▸ **WHAT TO DO**: Quote the whole listing exactly. Leave the pictures out of your copy.

[Records contained in a dataset]
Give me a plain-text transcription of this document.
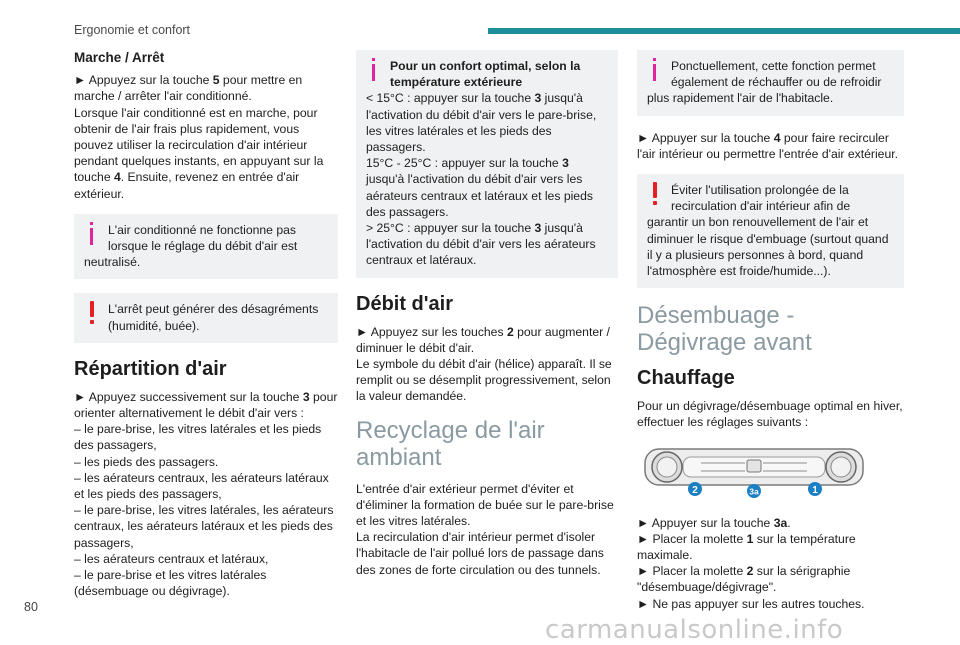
Ergonomie et confort
Marche / Arrêt

► Appuyez sur la touche 5 pour mettre en marche / arrêter l'air conditionné.
Lorsque l'air conditionné est en marche, pour obtenir de l'air frais plus rapidement, vous pouvez utiliser la recirculation d'air intérieur pendant quelques instants, en appuyant sur la touche 4. Ensuite, revenez en entrée d'air extérieur.

L'air conditionné ne fonctionne pas lorsque le réglage du débit d'air est neutralisé.
L'arrêt peut générer des désagréments (humidité, buée).
Répartition d'air

► Appuyez successivement sur la touche 3 pour orienter alternativement le débit d'air vers :
– le pare-brise, les vitres latérales et les pieds des passagers,
– les pieds des passagers.
– les aérateurs centraux, les aérateurs latéraux et les pieds des passagers,
– le pare-brise, les vitres latérales, les aérateurs centraux, les aérateurs latéraux et les pieds des passagers,
– les aérateurs centraux et latéraux,
– le pare-brise et les vitres latérales (désembuage ou dégivrage).

Pour un confort optimal, selon la température extérieure
< 15°C : appuyer sur la touche 3 jusqu'à l'activation du débit d'air vers le pare-brise, les vitres latérales et les pieds des passagers.
15°C - 25°C : appuyer sur la touche 3 jusqu'à l'activation du débit d'air vers les aérateurs centraux et latéraux et les pieds des passagers.
> 25°C : appuyer sur la touche 3 jusqu'à l'activation du débit d'air vers les aérateurs centraux et latéraux.
Débit d'air

► Appuyez sur les touches 2 pour augmenter / diminuer le débit d'air.
Le symbole du débit d'air (hélice) apparaît. Il se remplit ou se désemplit progressivement, selon la valeur demandée.

Recyclage de l'air ambiant

L'entrée d'air extérieur permet d'éviter et d'éliminer la formation de buée sur le pare-brise et les vitres latérales.
La recirculation d'air intérieur permet d'isoler l'habitacle de l'air pollué lors de passage dans des zones de forte circulation ou des tunnels.

Ponctuellement, cette fonction permet également de réchauffer ou de refroidir plus rapidement l'air de l'habitacle.

► Appuyer sur la touche 4 pour faire recirculer l'air intérieur ou permettre l'entrée d'air extérieur.

Éviter l'utilisation prolongée de la recirculation d'air intérieur afin de garantir un bon renouvellement de l'air et diminuer le risque d'embuage (surtout quand il y a plusieurs personnes à bord, quand l'atmosphère est froide/humide...).
Désembuage - Dégivrage avant
Chauffage

Pour un dégivrage/désembuage optimal en hiver, effectuer les réglages suivants :

2	3a	1

► Appuyer sur la touche 3a.
► Placer la molette 1 sur la température maximale.
► Placer la molette 2 sur la sérigraphie "désembuage/dégivrage".
► Ne pas appuyer sur les autres touches.

80
carmanualsonline.info
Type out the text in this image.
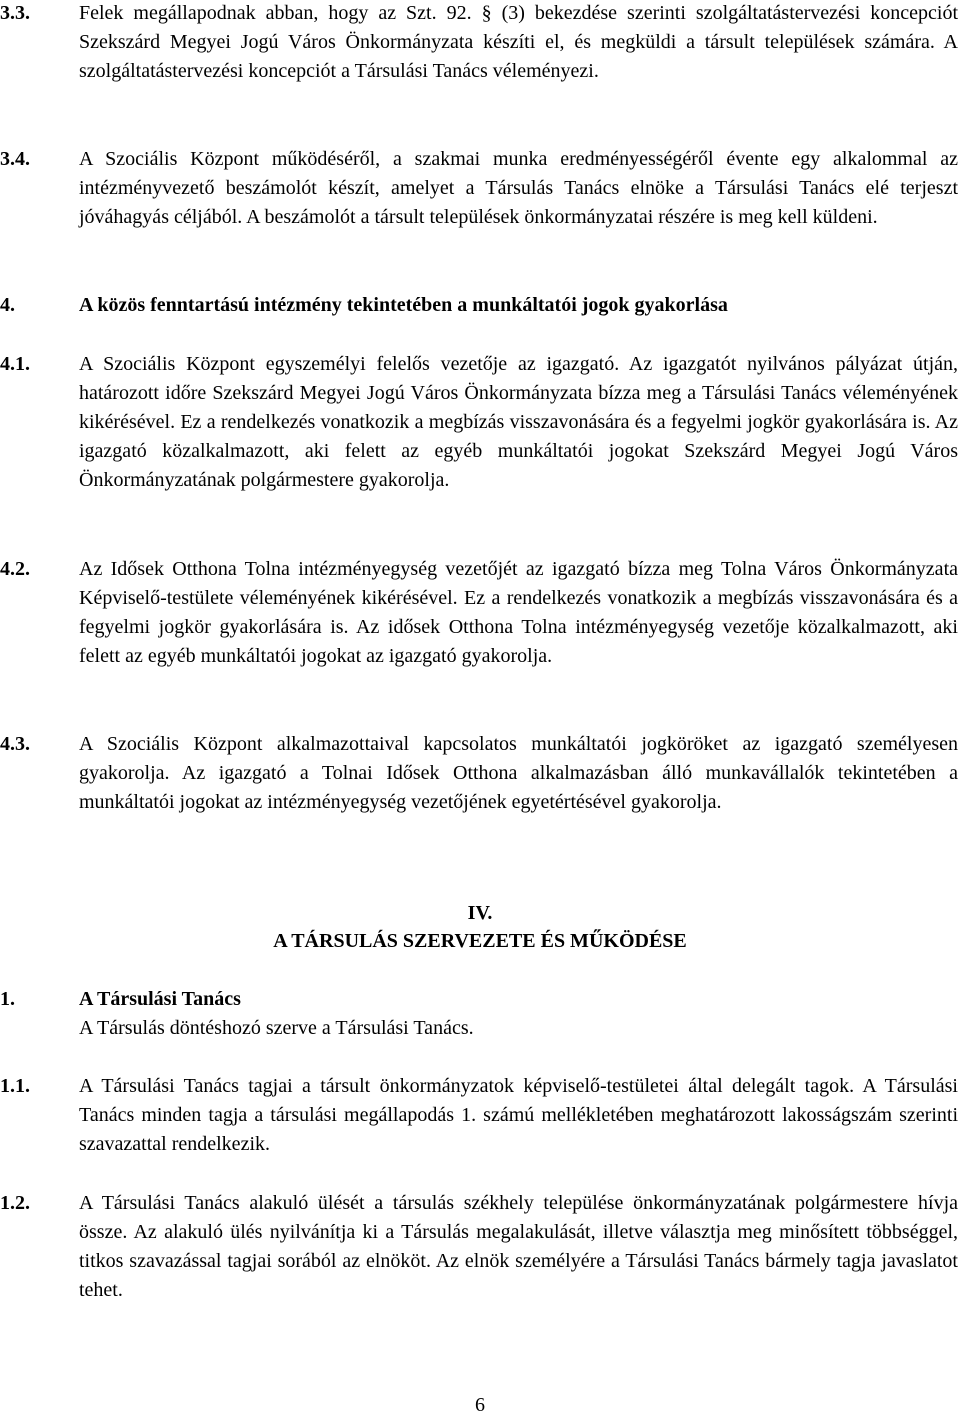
3.3.	Felek megállapodnak abban, hogy az Szt. 92. § (3) bekezdése szerinti szolgáltatástervezési koncepciót Szekszárd Megyei Jogú Város Önkormányzata készíti el, és megküldi a társult települések számára. A szolgáltatástervezési koncepciót a Társulási Tanács véleményezi.
3.4.	A Szociális Központ működéséről, a szakmai munka eredményességéről évente egy alkalommal az intézményvezető beszámolót készít, amelyet a Társulás Tanács elnöke a Társulási Tanács elé terjeszt jóváhagyás céljából. A beszámolót a társult települések önkormányzatai részére is meg kell küldeni.
4.	A közös fenntartású intézmény tekintetében a munkáltatói jogok gyakorlása
4.1.	A Szociális Központ egyszemélyi felelős vezetője az igazgató. Az igazgatót nyilvános pályázat útján, határozott időre Szekszárd Megyei Jogú Város Önkormányzata bízza meg a Társulási Tanács véleményének kikérésével. Ez a rendelkezés vonatkozik a megbízás visszavonására és a fegyelmi jogkör gyakorlására is. Az igazgató közalkalmazott, aki felett az egyéb munkáltatói jogokat Szekszárd Megyei Jogú Város Önkormányzatának polgármestere gyakorolja.
4.2.	Az Idősek Otthona Tolna intézményegység vezetőjét az igazgató bízza meg Tolna Város Önkormányzata Képviselő-testülete véleményének kikérésével. Ez a rendelkezés vonatkozik a megbízás visszavonására és a fegyelmi jogkör gyakorlására is. Az idősek Otthona Tolna intézményegység vezetője közalkalmazott, aki felett az egyéb munkáltatói jogokat az igazgató gyakorolja.
4.3.	A Szociális Központ alkalmazottaival kapcsolatos munkáltatói jogköröket az igazgató személyesen gyakorolja. Az igazgató a Tolnai Idősek Otthona alkalmazásban álló munkavállalók tekintetében a munkáltatói jogokat az intézményegység vezetőjének egyetértésével gyakorolja.
IV.
A TÁRSULÁS SZERVEZETE ÉS MŰKÖDÉSE
1.	A Társulási Tanács
A Társulás döntéshozó szerve a Társulási Tanács.
1.1.	A Társulási Tanács tagjai a társult önkormányzatok képviselő-testületei által delegált tagok. A Társulási Tanács minden tagja a társulási megállapodás 1. számú mellékletében meghatározott lakosságszám szerinti szavazattal rendelkezik.
1.2.	A Társulási Tanács alakuló ülését a társulás székhely települése önkormányzatának polgármestere hívja össze. Az alakuló ülés nyilvánítja ki a Társulás megalakulását, illetve választja meg minősített többséggel, titkos szavazással tagjai sorából az elnököt. Az elnök személyére a Társulási Tanács bármely tagja javaslatot tehet.
6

▸ **ANSWER BELOW**:
Give me a plain-text transcription of this document.
Ergonomie et confort
Marche / Arrêt

► Appuyez sur la touche 5 pour mettre en marche / arrêter l'air conditionné.
Lorsque l'air conditionné est en marche, pour obtenir de l'air frais plus rapidement, vous pouvez utiliser la recirculation d'air intérieur pendant quelques instants, en appuyant sur la touche 4. Ensuite, revenez en entrée d'air extérieur.

L'air conditionné ne fonctionne pas lorsque le réglage du débit d'air est neutralisé.
L'arrêt peut générer des désagréments (humidité, buée).
Répartition d'air

► Appuyez successivement sur la touche 3 pour orienter alternativement le débit d'air vers :
– le pare-brise, les vitres latérales et les pieds des passagers,
– les pieds des passagers.
– les aérateurs centraux, les aérateurs latéraux et les pieds des passagers,
– le pare-brise, les vitres latérales, les aérateurs centraux, les aérateurs latéraux et les pieds des passagers,
– les aérateurs centraux et latéraux,
– le pare-brise et les vitres latérales (désembuage ou dégivrage).

Pour un confort optimal, selon la température extérieure
< 15°C : appuyer sur la touche 3 jusqu'à l'activation du débit d'air vers le pare-brise, les vitres latérales et les pieds des passagers.
15°C - 25°C : appuyer sur la touche 3 jusqu'à l'activation du débit d'air vers les aérateurs centraux et latéraux et les pieds des passagers.
> 25°C : appuyer sur la touche 3 jusqu'à l'activation du débit d'air vers les aérateurs centraux et latéraux.
Débit d'air

► Appuyez sur les touches 2 pour augmenter / diminuer le débit d'air.
Le symbole du débit d'air (hélice) apparaît. Il se remplit ou se désemplit progressivement, selon la valeur demandée.

Recyclage de l'air ambiant

L'entrée d'air extérieur permet d'éviter et d'éliminer la formation de buée sur le pare-brise et les vitres latérales.
La recirculation d'air intérieur permet d'isoler l'habitacle de l'air pollué lors de passage dans des zones de forte circulation ou des tunnels.

Ponctuellement, cette fonction permet également de réchauffer ou de refroidir plus rapidement l'air de l'habitacle.

► Appuyer sur la touche 4 pour faire recirculer l'air intérieur ou permettre l'entrée d'air extérieur.

Éviter l'utilisation prolongée de la recirculation d'air intérieur afin de garantir un bon renouvellement de l'air et diminuer le risque d'embuage (surtout quand il y a plusieurs personnes à bord, quand l'atmosphère est froide/humide...).
Désembuage - Dégivrage avant
Chauffage

Pour un dégivrage/désembuage optimal en hiver, effectuer les réglages suivants :

2	3a	1

► Appuyer sur la touche 3a.
► Placer la molette 1 sur la température maximale.
► Placer la molette 2 sur la sérigraphie "désembuage/dégivrage".
► Ne pas appuyer sur les autres touches.

80
carmanualsonline.info
Type out the text in this image.
3.3.	Felek megállapodnak abban, hogy az Szt. 92. § (3) bekezdése szerinti szolgáltatástervezési koncepciót Szekszárd Megyei Jogú Város Önkormányzata készíti el, és megküldi a társult települések számára. A szolgáltatástervezési koncepciót a Társulási Tanács véleményezi.
3.4.	A Szociális Központ működéséről, a szakmai munka eredményességéről évente egy alkalommal az intézményvezető beszámolót készít, amelyet a Társulás Tanács elnöke a Társulási Tanács elé terjeszt jóváhagyás céljából. A beszámolót a társult települések önkormányzatai részére is meg kell küldeni.
4.	A közös fenntartású intézmény tekintetében a munkáltatói jogok gyakorlása
4.1.	A Szociális Központ egyszemélyi felelős vezetője az igazgató. Az igazgatót nyilvános pályázat útján, határozott időre Szekszárd Megyei Jogú Város Önkormányzata bízza meg a Társulási Tanács véleményének kikérésével. Ez a rendelkezés vonatkozik a megbízás visszavonására és a fegyelmi jogkör gyakorlására is. Az igazgató közalkalmazott, aki felett az egyéb munkáltatói jogokat Szekszárd Megyei Jogú Város Önkormányzatának polgármestere gyakorolja.
4.2.	Az Idősek Otthona Tolna intézményegység vezetőjét az igazgató bízza meg Tolna Város Önkormányzata Képviselő-testülete véleményének kikérésével. Ez a rendelkezés vonatkozik a megbízás visszavonására és a fegyelmi jogkör gyakorlására is. Az idősek Otthona Tolna intézményegység vezetője közalkalmazott, aki felett az egyéb munkáltatói jogokat az igazgató gyakorolja.
4.3.	A Szociális Központ alkalmazottaival kapcsolatos munkáltatói jogköröket az igazgató személyesen gyakorolja. Az igazgató a Tolnai Idősek Otthona alkalmazásban álló munkavállalók tekintetében a munkáltatói jogokat az intézményegység vezetőjének egyetértésével gyakorolja.
IV.
A TÁRSULÁS SZERVEZETE ÉS MŰKÖDÉSE
1.	A Társulási Tanács
A Társulás döntéshozó szerve a Társulási Tanács.
1.1.	A Társulási Tanács tagjai a társult önkormányzatok képviselő-testületei által delegált tagok. A Társulási Tanács minden tagja a társulási megállapodás 1. számú mellékletében meghatározott lakosságszám szerinti szavazattal rendelkezik.
1.2.	A Társulási Tanács alakuló ülését a társulás székhely települése önkormányzatának polgármestere hívja össze. Az alakuló ülés nyilvánítja ki a Társulás megalakulását, illetve választja meg minősített többséggel, titkos szavazással tagjai sorából az elnököt. Az elnök személyére a Társulási Tanács bármely tagja javaslatot tehet.
6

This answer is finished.